Saved entries

..............................

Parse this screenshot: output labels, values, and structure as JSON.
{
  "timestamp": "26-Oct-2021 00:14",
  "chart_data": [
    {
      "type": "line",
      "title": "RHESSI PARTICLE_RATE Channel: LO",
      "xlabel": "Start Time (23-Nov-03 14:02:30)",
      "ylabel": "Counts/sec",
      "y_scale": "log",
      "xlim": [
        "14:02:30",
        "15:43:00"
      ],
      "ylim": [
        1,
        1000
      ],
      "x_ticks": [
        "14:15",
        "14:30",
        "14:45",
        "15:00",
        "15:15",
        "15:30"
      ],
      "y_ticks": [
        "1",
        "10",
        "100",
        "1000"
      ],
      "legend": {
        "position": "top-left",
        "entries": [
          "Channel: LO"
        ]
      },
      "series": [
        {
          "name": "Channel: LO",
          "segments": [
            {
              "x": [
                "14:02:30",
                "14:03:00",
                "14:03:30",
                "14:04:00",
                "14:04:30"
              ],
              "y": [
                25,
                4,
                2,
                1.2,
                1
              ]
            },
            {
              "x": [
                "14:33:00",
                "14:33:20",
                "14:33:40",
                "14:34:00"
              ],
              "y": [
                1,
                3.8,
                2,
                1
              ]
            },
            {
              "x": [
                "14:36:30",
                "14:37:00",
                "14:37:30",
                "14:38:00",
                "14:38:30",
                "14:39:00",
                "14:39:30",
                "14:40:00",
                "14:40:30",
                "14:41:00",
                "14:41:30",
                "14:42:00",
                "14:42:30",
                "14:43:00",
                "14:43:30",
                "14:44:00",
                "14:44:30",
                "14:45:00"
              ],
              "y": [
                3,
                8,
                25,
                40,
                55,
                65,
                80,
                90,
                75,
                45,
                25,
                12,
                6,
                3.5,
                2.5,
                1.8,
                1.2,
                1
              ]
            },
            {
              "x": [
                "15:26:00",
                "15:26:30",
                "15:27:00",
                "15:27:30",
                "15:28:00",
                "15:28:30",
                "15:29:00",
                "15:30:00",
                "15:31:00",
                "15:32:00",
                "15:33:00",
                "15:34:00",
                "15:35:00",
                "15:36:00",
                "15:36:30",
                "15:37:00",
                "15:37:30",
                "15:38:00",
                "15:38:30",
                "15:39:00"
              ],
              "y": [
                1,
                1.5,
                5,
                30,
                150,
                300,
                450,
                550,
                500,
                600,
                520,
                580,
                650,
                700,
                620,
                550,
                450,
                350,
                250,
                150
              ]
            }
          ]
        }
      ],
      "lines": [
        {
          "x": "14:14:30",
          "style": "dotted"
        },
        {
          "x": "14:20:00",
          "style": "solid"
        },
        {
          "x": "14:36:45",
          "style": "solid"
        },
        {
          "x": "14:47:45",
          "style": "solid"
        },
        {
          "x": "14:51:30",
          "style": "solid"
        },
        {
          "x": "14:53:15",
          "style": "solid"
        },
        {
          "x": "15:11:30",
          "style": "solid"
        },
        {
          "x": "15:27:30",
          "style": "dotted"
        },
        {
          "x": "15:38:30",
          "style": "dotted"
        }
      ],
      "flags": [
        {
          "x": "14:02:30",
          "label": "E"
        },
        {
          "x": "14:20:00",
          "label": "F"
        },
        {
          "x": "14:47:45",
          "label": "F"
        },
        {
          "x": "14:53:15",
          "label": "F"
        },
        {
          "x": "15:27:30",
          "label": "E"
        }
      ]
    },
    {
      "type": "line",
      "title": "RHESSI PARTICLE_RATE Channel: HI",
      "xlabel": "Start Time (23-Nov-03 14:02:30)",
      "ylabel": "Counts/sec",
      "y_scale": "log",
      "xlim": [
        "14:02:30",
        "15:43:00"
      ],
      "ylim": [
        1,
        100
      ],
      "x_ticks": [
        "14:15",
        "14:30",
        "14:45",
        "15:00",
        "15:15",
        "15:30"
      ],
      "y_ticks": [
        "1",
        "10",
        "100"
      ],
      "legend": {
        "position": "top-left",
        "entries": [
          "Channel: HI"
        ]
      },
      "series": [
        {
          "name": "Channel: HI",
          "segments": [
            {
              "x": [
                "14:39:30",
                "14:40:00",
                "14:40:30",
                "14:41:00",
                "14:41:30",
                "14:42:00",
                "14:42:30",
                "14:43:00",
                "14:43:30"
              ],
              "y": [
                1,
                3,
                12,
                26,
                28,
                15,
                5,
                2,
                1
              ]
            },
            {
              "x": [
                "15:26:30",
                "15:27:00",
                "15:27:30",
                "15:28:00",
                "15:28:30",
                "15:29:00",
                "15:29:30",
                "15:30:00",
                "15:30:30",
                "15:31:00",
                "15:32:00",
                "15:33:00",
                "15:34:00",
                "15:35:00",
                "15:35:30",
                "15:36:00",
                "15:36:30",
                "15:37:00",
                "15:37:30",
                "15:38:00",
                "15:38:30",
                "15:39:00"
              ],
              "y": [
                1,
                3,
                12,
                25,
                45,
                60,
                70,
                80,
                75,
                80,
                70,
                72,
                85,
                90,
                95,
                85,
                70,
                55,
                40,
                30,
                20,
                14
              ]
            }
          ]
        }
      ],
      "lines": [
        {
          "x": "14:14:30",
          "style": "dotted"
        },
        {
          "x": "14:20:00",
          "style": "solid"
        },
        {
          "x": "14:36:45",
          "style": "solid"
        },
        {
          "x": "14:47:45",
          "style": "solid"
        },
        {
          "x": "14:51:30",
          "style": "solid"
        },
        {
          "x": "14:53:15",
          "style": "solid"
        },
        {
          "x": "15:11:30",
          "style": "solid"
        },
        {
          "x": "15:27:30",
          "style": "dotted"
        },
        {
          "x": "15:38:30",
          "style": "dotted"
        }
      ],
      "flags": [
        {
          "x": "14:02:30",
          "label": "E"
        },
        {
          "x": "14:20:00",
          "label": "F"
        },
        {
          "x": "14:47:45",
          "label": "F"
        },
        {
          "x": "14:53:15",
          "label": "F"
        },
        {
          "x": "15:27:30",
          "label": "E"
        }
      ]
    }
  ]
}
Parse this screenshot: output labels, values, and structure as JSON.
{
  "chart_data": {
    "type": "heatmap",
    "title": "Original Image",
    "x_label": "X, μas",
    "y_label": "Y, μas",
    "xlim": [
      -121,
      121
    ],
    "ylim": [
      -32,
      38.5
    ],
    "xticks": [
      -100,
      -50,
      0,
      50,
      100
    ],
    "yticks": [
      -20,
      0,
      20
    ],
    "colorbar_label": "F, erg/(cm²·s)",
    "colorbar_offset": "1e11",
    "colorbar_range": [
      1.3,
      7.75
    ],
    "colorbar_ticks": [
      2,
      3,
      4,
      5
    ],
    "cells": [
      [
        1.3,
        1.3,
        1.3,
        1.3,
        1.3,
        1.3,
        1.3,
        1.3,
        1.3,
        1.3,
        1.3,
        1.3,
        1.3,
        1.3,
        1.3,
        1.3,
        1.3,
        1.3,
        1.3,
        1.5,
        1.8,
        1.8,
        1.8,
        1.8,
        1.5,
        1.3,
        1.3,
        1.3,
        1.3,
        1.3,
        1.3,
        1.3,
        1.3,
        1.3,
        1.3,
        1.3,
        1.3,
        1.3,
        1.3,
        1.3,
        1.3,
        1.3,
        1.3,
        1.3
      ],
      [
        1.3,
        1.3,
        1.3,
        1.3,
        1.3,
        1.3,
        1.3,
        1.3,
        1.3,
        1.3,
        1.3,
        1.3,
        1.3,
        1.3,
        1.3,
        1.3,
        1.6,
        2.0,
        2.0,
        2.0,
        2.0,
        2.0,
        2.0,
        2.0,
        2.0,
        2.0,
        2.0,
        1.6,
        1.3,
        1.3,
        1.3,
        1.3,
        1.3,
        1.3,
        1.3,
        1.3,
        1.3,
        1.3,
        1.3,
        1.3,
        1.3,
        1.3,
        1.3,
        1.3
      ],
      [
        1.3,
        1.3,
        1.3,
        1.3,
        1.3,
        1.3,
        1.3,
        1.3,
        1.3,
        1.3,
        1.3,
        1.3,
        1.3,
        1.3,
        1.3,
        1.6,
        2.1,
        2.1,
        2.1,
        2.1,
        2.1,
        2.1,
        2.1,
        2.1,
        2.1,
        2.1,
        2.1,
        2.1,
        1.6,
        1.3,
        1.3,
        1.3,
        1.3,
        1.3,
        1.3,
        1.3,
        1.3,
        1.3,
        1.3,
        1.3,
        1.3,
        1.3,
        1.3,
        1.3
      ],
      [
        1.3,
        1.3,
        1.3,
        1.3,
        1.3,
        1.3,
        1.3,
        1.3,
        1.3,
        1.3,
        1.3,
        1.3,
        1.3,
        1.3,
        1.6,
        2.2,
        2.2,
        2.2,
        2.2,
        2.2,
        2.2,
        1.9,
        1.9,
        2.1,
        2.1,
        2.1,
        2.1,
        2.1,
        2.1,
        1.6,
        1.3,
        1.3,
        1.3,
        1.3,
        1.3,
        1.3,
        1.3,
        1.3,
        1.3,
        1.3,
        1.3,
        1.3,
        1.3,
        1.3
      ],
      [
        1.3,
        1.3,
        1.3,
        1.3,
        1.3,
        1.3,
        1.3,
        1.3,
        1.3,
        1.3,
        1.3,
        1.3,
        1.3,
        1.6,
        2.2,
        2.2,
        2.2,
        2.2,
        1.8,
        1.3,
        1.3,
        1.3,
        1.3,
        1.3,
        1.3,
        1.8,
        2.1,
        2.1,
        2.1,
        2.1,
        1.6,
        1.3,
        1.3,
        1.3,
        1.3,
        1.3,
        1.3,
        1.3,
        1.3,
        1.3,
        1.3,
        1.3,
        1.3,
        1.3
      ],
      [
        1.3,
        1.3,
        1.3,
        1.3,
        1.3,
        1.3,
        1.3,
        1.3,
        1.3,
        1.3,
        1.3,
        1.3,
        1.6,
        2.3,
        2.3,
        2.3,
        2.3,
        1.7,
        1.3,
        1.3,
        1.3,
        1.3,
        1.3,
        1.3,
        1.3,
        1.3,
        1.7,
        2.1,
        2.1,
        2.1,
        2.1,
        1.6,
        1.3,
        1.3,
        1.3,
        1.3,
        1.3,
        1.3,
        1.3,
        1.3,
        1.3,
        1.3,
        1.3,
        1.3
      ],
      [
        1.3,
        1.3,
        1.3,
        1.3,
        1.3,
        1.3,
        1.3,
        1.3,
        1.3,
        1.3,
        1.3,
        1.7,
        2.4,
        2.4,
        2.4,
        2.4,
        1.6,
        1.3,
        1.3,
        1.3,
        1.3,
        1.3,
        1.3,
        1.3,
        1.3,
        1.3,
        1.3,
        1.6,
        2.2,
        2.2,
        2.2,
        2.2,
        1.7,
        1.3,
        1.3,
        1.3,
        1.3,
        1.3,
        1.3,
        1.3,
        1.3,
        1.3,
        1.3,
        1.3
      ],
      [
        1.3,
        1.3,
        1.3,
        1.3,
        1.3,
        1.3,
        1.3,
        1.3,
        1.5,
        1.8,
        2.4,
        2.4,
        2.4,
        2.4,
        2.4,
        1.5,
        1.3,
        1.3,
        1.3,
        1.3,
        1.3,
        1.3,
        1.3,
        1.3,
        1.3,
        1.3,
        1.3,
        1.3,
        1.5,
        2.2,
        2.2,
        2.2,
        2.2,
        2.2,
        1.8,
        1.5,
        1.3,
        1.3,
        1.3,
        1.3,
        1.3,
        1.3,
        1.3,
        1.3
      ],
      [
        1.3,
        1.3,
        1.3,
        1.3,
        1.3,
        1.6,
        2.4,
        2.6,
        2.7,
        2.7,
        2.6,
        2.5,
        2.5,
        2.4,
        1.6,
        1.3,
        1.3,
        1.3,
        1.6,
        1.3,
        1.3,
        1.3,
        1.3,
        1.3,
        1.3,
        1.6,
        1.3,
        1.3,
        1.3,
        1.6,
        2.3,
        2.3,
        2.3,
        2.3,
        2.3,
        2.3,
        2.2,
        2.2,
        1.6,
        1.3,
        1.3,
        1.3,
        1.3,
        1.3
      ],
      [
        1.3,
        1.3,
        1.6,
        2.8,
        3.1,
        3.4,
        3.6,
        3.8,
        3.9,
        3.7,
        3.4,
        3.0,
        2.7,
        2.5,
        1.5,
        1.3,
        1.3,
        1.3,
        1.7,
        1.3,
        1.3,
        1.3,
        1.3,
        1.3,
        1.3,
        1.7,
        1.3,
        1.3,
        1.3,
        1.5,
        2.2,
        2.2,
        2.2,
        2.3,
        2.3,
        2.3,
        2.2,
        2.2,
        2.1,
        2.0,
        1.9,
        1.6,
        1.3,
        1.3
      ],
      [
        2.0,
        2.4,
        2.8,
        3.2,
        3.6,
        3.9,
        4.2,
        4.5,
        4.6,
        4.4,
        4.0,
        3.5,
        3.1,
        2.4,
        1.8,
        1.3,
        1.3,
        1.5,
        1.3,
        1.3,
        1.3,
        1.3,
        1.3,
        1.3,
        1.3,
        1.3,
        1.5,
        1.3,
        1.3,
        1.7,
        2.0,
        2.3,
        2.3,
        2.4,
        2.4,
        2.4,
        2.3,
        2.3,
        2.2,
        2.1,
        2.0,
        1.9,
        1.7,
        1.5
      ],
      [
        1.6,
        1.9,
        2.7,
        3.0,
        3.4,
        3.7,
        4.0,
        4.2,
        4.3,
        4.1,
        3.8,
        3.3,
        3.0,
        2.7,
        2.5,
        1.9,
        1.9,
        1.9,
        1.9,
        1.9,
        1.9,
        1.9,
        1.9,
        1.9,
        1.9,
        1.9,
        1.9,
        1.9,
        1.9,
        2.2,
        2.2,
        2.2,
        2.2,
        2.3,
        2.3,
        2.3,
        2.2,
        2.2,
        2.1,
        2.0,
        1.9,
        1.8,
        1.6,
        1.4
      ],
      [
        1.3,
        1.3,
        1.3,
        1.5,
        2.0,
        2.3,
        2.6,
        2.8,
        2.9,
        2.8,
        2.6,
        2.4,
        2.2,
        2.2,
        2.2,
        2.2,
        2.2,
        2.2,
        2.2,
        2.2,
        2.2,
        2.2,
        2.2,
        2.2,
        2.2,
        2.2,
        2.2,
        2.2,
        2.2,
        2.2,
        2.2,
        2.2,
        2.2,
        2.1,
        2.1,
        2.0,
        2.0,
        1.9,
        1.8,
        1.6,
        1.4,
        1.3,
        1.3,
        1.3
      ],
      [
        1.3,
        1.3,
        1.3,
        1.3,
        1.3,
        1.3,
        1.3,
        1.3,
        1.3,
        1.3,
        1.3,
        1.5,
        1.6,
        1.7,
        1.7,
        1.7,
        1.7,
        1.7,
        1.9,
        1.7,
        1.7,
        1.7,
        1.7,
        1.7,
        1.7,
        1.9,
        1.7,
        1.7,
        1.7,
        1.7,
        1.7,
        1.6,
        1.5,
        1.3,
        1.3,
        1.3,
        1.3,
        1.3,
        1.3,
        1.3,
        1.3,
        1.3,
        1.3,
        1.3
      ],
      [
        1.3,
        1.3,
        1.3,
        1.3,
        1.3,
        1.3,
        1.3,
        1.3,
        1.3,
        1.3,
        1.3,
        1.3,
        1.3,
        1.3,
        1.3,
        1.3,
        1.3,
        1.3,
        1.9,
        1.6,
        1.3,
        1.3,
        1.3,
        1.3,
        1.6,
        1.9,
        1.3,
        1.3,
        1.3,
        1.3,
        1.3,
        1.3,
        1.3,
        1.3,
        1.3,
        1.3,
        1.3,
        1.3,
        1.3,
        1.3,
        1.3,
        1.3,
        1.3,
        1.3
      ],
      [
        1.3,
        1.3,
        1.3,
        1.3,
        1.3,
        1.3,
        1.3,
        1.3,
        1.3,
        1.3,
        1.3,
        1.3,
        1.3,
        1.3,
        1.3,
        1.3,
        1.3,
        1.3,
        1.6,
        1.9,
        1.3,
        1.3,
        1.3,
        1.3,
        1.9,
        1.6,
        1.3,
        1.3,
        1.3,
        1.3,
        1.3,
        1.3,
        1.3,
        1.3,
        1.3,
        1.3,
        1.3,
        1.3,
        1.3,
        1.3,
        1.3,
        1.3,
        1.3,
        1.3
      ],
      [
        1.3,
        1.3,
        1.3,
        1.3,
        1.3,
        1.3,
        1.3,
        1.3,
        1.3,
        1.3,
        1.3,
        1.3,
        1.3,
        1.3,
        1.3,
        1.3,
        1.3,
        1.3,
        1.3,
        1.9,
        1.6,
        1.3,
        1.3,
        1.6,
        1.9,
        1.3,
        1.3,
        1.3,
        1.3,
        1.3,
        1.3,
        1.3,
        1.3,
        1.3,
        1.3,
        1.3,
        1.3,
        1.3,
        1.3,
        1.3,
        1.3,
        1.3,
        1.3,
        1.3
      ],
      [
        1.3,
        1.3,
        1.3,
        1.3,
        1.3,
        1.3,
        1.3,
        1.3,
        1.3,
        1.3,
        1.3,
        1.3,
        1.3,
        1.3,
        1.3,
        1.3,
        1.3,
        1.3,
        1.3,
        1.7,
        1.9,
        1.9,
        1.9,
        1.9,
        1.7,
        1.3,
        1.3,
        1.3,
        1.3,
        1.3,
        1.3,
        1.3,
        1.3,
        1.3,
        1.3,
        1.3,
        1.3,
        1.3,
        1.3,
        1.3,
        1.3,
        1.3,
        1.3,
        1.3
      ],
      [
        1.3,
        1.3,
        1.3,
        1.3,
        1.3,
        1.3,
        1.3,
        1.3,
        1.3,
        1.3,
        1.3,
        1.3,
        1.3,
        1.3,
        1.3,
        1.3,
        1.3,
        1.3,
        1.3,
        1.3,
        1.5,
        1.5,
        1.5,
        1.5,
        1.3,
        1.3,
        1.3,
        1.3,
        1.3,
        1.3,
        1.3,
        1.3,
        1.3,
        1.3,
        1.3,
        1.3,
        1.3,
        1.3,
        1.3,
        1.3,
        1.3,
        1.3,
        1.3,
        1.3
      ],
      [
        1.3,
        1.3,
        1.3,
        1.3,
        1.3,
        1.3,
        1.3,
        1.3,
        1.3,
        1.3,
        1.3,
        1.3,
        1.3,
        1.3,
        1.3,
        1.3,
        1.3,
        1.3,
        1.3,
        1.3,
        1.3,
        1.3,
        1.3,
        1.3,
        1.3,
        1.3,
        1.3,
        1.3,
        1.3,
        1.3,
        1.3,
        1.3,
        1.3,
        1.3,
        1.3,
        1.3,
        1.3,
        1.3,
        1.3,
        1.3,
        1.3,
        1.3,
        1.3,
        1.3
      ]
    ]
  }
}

..............................

> _TASK DETAILS_: In the records above, find each line with the word "RHESSI" and copy it.

> _ANSWER FOR THIS EXERCISE_:
      "title": "RHESSI PARTICLE_RATE Channel: LO",
      "title": "RHESSI PARTICLE_RATE Channel: HI",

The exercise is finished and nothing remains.